▸ **DOCUMENT PASSAGE**
Thats all I know for sure about the condor, but I've been told lots of stories about condors and sometimes it's hard to separate fact from myth. My friend Daniel claims that the male condor, when it reaches old age, knows that it's time to go, so commits suicide by diving full speed into a mountain and ending it all. I like this story and can just imagine the old condor flying around and saying goodbye to family and friends before he heads off to what he probably thinks is a new life on the other side. However my pal and teacher Eric is not quite so keen on this story, probably an Incan myth/legend, and he reckons that the old bird thinks he is still a young thing and can fly as fast as he could in the days of his youth, but of course he can't, loses control of his dive and crashes to his death. Eric reckons the condor is unable to reflect on life, like us humans and so could not decide to finish it all. But if not how can he think he wants to fly like a young thing. I think overall I prefer Daniel's myth, and who knows anyway what that fine bird thinks?

Daniel also reckons that the condors do a special little dance when they find carrion to feed on, as a kind of celebration, and then the chief bird has to eat first before the rest can pile in. Eric reckons the condor is a lonesome soul and doesn't like group activity, and has never heard about the dance.

The Incas of old venerated the condor, especially as it kept the earth clean of rotting carcasses and the earth was worshipped too, pachamama, and still is in some places. This is why you might see older Andean folk, when they drink chicha, will pour a little out on the earth first to feed pachamama. So I'm told anyway.

The reason for all this about the condor is that I'm off to Pisac, in the Sacred Valley tomorrow to visit the market there and also to go to the zoo where I will be able to see some condors. Apparently held there to recover from injuries and then released when they are fit. So they say but I'm a bit sceptical. These will be my first condors.

If you're from Peru and you're reading this and it's a load of crap please let me know so I can educate myself. I would hate to be misleading folk around the world.

Tuesday, September 25, 2012

Pentwater

Pentwater is a small town on the east coast of Lake Michigan where Michigan folk like to spend their summers and where I spent a few days some years back with my US cousins and their families. I went to a wedding there and also had an excellent swim in the Lake. Though no one else wanted to join me. Which reminds me I've yet to swim in the Pacific Ocean, which I should do seeing as I've swum in the Atlantic Ocean, The North Sea (at Kieran's instigation I hasten to add, almost drowned me the so and so) and in the Med. Mind you the waters off Miraflores are not exactly inviting so may have to do my Pacific swimming elsewhere.

▸ **DATA FOR ANALYSIS**
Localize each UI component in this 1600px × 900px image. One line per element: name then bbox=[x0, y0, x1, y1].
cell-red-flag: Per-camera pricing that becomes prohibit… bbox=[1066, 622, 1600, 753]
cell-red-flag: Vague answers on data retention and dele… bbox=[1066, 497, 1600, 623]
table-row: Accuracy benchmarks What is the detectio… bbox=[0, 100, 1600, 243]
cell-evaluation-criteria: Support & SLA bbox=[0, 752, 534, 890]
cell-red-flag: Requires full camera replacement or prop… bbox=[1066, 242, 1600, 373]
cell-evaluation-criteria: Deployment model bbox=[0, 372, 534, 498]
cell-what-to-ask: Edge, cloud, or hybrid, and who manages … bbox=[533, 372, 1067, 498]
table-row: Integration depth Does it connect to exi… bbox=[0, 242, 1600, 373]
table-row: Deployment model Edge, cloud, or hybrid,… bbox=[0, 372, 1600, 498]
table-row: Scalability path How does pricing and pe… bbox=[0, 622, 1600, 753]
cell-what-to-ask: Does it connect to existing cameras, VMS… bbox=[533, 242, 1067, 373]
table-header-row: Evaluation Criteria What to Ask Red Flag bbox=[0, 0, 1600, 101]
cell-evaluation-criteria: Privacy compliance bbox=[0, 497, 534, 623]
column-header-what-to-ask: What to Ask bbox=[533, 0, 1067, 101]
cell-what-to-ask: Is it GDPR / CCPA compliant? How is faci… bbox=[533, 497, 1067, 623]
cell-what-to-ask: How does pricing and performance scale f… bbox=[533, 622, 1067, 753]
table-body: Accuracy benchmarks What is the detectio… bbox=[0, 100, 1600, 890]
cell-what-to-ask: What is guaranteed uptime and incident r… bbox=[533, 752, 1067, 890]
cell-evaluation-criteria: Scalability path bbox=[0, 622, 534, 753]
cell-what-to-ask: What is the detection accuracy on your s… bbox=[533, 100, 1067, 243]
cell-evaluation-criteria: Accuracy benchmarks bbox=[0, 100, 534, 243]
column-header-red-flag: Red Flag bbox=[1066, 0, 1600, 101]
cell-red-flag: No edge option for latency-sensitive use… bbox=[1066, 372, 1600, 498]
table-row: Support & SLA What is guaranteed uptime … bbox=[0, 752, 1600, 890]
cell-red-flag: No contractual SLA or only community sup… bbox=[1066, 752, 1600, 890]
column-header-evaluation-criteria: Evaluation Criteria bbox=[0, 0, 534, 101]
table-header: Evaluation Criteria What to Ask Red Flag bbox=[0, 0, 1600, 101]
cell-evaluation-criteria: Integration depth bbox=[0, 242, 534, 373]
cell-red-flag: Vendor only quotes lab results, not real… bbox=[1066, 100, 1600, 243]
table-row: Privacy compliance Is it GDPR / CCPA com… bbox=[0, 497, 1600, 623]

▸ **ACTIVITY 1**
Translate this sentence from the blog passage into Spanish: "Eric reckons the condor is a lonesome soul and doesn't like group activity, and has never heard about the dance."
▸ **ACTIVITY 2**
Reproduce the blog passage from "If you're from" to "Pacific swimming elsewhere.".

▸ **FINAL ANSWER 1**
Eric cree que el cóndor es un alma solitaria y que no le gustan las actividades en grupo, y nunca ha oído hablar del baile.

▸ **FINAL ANSWER 2**
If you're from Peru and you're reading this and it's a load of crap please let me know so I can educate myself. I would hate to be misleading folk around the world.

Tuesday, September 25, 2012

Pentwater

Pentwater is a small town on the east coast of Lake Michigan where Michigan folk like to spend their summers and where I spent a few days some years back with my US cousins and their families. I went to a wedding there and also had an excellent swim in the Lake. Though no one else wanted to join me. Which reminds me I've yet to swim in the Pacific Ocean, which I should do seeing as I've swum in the Atlantic Ocean, The North Sea (at Kieran's instigation I hasten to add, almost drowned me the so and so) and in the Med. Mind you the waters off Miraflores are not exactly inviting so may have to do my Pacific swimming elsewhere.